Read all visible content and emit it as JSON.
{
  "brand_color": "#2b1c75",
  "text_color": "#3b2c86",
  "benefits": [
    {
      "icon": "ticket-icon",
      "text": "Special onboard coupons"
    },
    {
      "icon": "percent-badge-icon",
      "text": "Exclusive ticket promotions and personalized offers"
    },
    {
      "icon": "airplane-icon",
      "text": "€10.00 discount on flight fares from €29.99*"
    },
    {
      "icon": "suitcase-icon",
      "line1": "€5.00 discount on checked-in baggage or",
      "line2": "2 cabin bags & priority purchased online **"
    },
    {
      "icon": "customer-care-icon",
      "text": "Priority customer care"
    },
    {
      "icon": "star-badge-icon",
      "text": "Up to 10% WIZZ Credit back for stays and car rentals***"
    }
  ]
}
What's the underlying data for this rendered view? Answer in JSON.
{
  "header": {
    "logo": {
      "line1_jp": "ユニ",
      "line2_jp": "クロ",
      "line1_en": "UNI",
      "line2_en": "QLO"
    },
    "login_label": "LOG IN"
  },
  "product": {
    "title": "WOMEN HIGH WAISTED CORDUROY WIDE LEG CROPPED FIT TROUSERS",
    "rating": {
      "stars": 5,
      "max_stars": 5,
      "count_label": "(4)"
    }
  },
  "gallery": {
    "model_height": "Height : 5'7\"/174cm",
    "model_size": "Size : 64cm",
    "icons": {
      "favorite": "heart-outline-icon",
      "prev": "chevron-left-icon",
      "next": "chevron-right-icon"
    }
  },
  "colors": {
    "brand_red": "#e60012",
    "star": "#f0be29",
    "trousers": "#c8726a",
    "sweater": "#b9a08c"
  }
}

+ + + + + + +

Objective:
Please reproduce each line exactly as written.

Exercise response:
Read all visible content and emit it as JSON.
{
  "brand_color": "#2b1c75",
  "text_color": "#3b2c86",
  "benefits": [
    {
      "icon": "ticket-icon",
      "text": "Special onboard coupons"
    },
    {
      "icon": "percent-badge-icon",
      "text": "Exclusive ticket promotions and personalized offers"
    },
    {
      "icon": "airplane-icon",
      "text": "€10.00 discount on flight fares from €29.99*"
    },
    {
      "icon": "suitcase-icon",
      "line1": "€5.00 discount on checked-in baggage or",
      "line2": "2 cabin bags & priority purchased online **"
    },
    {
      "icon": "customer-care-icon",
      "text": "Priority customer care"
    },
    {
      "icon": "star-badge-icon",
      "text": "Up to 10% WIZZ Credit back for stays and car rentals***"
    }
  ]
}
What's the underlying data for this rendered view? Answer in JSON.
{
  "header": {
    "logo": {
      "line1_jp": "ユニ",
      "line2_jp": "クロ",
      "line1_en": "UNI",
      "line2_en": "QLO"
    },
    "login_label": "LOG IN"
  },
  "product": {
    "title": "WOMEN HIGH WAISTED CORDUROY WIDE LEG CROPPED FIT TROUSERS",
    "rating": {
      "stars": 5,
      "max_stars": 5,
      "count_label": "(4)"
    }
  },
  "gallery": {
    "model_height": "Height : 5'7\"/174cm",
    "model_size": "Size : 64cm",
    "icons": {
      "favorite": "heart-outline-icon",
      "prev": "chevron-left-icon",
      "next": "chevron-right-icon"
    }
  },
  "colors": {
    "brand_red": "#e60012",
    "star": "#f0be29",
    "trousers": "#c8726a",
    "sweater": "#b9a08c"
  }
}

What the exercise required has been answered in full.